- ENUNCIADO
Prossiga o artigo sobre a ascensão do salafismo a partir da última frase apresentada.

Torne-se perito

A nova e maior ameaça

Enquanto se discute se a deserção de líderes jihadistas enfraquece a Al-Qaeda, uma corrente islâmica mais perigosa, ainda que apolítica e menos violenta, está a ressurgir - o salafismo

a Os analistas não chegam a um consenso sobre se o poder da Al-Qaeda está ou não a diminuir com a revolta de ideólogos como o Dr. Fadl. Mas Raouf Ebeid, director do Political Islam Online, um respeitado site de recolha, tradução e análise de informações sobre o mundo muçulmano, alerta para uma realidade que deveria merecer mais atenção: se os jihadistas estão em declínio, o salafismo está em ascensão."De momento, a doutrina salafista é não-violenta na sua natureza e, tal como os taliban, concentra-se mais nos aspectos religiosos da sociedade", disse Ebeid ao P2. "Estes aspectos implicam, porém, uma acentuada restrição da liberdade das mulheres e das minorias, assim como a total rejeição do Ocidente. Não é possível a convivência com outras culturas."
Ebeid, americano de origem egípcia, sabe do que fala. Afinal, ele trabalhou durante três anos para a SAIC (Science Apllications International Corporation), a mais importante companhia de fornecimento de serviços dos Estados Unidos (desde a construção civil às redes de comunicações e sistemas de informação), que tem entre os seus principais clientes os serviços secretos norte-americanos. A sua função, como ele próprio descreve, era "analisar e avaliar meios islâmicos extremistas, supervisionando o desenvolvimento de um processo linguístico automático para extrair e decifrar mensagens em árabe".

- ENTRADAS EM BRUTO
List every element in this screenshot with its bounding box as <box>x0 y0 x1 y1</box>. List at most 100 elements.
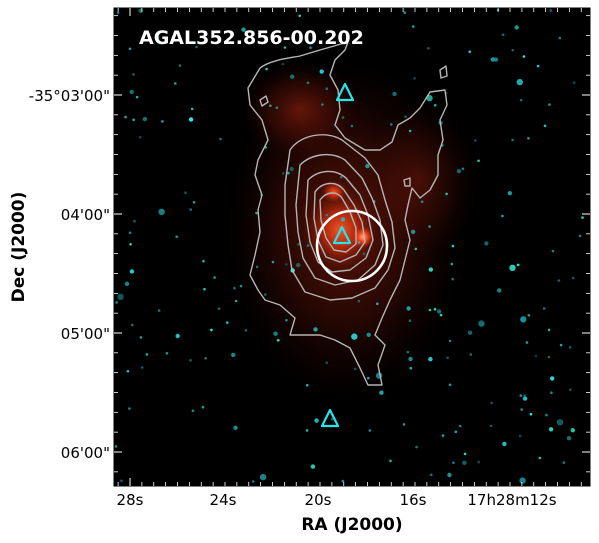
star <box>538 456 542 460</box>
star <box>239 284 243 288</box>
triangle-marker-top <box>335 82 355 102</box>
x-tick-label: 24s <box>210 491 237 509</box>
star <box>161 120 164 123</box>
star <box>572 81 576 84</box>
star <box>189 208 192 211</box>
star <box>158 208 165 215</box>
star <box>319 69 324 74</box>
star <box>189 359 192 362</box>
star <box>408 319 412 323</box>
star <box>129 89 134 95</box>
bright-source <box>352 226 374 248</box>
star <box>461 167 465 171</box>
contour-outer <box>247 41 448 386</box>
star <box>514 25 519 30</box>
star <box>139 336 143 339</box>
star <box>570 428 575 433</box>
star <box>581 216 584 219</box>
star <box>430 473 433 477</box>
star <box>264 293 267 296</box>
star <box>314 418 319 423</box>
star <box>281 62 285 66</box>
star <box>175 333 180 339</box>
star <box>436 309 442 314</box>
star <box>305 429 309 432</box>
star <box>265 67 268 71</box>
star-field <box>114 8 584 484</box>
star <box>157 309 161 312</box>
x-tick-label: 17h28m12s <box>467 491 556 509</box>
star <box>174 82 177 85</box>
star <box>271 260 275 264</box>
contour-6 <box>319 192 357 253</box>
star <box>484 241 489 246</box>
star <box>285 263 288 266</box>
star <box>289 166 294 172</box>
star <box>325 87 329 90</box>
star <box>233 425 238 430</box>
star <box>497 288 502 293</box>
star <box>379 390 384 395</box>
star <box>501 214 504 218</box>
star <box>259 473 267 481</box>
star <box>135 95 139 99</box>
star <box>456 169 462 174</box>
star <box>310 464 316 469</box>
star <box>522 55 526 58</box>
star <box>558 36 562 40</box>
star <box>569 388 572 392</box>
star <box>357 241 361 244</box>
star <box>340 175 343 179</box>
star <box>142 116 148 122</box>
star <box>428 267 433 272</box>
star <box>413 77 416 80</box>
star <box>275 106 279 110</box>
star <box>547 328 551 332</box>
star <box>201 405 205 409</box>
star <box>477 159 480 163</box>
star <box>132 118 135 122</box>
star <box>325 213 329 217</box>
star <box>402 423 406 426</box>
x-axis-label: RA (J2000) <box>301 515 402 535</box>
star <box>124 115 127 119</box>
star <box>234 299 238 303</box>
star <box>273 331 278 336</box>
triangle-marker-center <box>332 225 352 245</box>
star <box>128 47 132 51</box>
star <box>447 472 452 478</box>
star <box>441 434 445 437</box>
triangle-markers <box>320 82 355 428</box>
star <box>527 314 531 317</box>
star <box>203 287 206 291</box>
star <box>408 356 413 362</box>
star <box>321 103 324 106</box>
star <box>452 461 455 465</box>
star <box>518 434 522 438</box>
star <box>178 64 182 67</box>
star <box>548 427 554 432</box>
star <box>525 341 529 344</box>
star <box>175 235 178 239</box>
star <box>115 301 118 304</box>
star <box>341 116 345 119</box>
star <box>325 361 329 365</box>
star <box>309 46 312 49</box>
star <box>490 401 493 405</box>
star <box>251 480 255 483</box>
star <box>516 78 523 86</box>
star <box>255 265 259 269</box>
star <box>368 429 372 432</box>
star <box>156 36 160 39</box>
x-tick-label: 28s <box>117 491 144 509</box>
star <box>454 430 458 434</box>
star <box>543 124 547 128</box>
star <box>269 104 272 107</box>
y-tick-label: 05'00" <box>61 325 110 343</box>
star <box>195 45 198 49</box>
star <box>330 417 334 421</box>
star <box>467 330 473 335</box>
star <box>365 163 370 169</box>
star <box>298 14 302 18</box>
star <box>462 460 467 465</box>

- RESPOSTA AO EXERCÍCIO
"Não sei o que acontecerá se todo o Médio Oriente começar a adoptar uma cultura de estilo saudita", observa Ebeid. A tendência está a generalizar-se: os salafistas ganharam a maioria dos lugares no parlamento do Kuwait. Lideram a Irmandade Muçulmana na Jordânia. É a sua ideologia que o Hamas está a aplicar na Faixa de Gaza. E avançam também no Egipto, no Paquistão e no Afeganistão.
"Na Arábia Saudita, o extremismo é mitigado por uma excessiva riqueza, um governo pró-ocidental e um rei que faz o seu melhor (com pouco êxito) para controlar o aparelho religioso", acrescenta Ebeid. "Não podemos esperar o mesmo tipo de resultado em lugares como o Egipto e a Jordânia. Talvez o que esteja para vir não seja um novo Bin Laden, mas poderemos acabar com países totalmente religiosos e antagonistas do Ocidente. Nesse caso, será difícil evitar um confronto em larga escala entre o Ocidente e o mundo muçulmano."
"Ainda que, por um lado, seja difícil avaliar as perspectivas a longo prazo para a jihad [face à rebelião na Al-Qaeda], há provas amplas de que o fanatismo ideológico não violento está em aumentar nas sociedades muçulmanas", adianta Ebeid. "Embora os académicos possam discordar sobre as características que definem o movimento salafista há um número crescente de pessoas que se identificam com uma ou outra corrente do salafismo (...) e todas têm uma coisa em comum: um islão rígido e conservador."
Há várias fases até chegar à violência, explicou também ao P2 o analista egípcio Khalil al-Anani, investigador na Brookings Institution. "Uma pessoa começa por ser conservadora, depois transforma-se em salafista, depois em extremista, depois em radical e finalmente torna-se violenta." Para Anani, o que se assiste agora é à "segunda fase salafista, e isto acontece porque os islamistas moderados estão em declínio devido às perseguições de regimes autoritários no mundo árabe".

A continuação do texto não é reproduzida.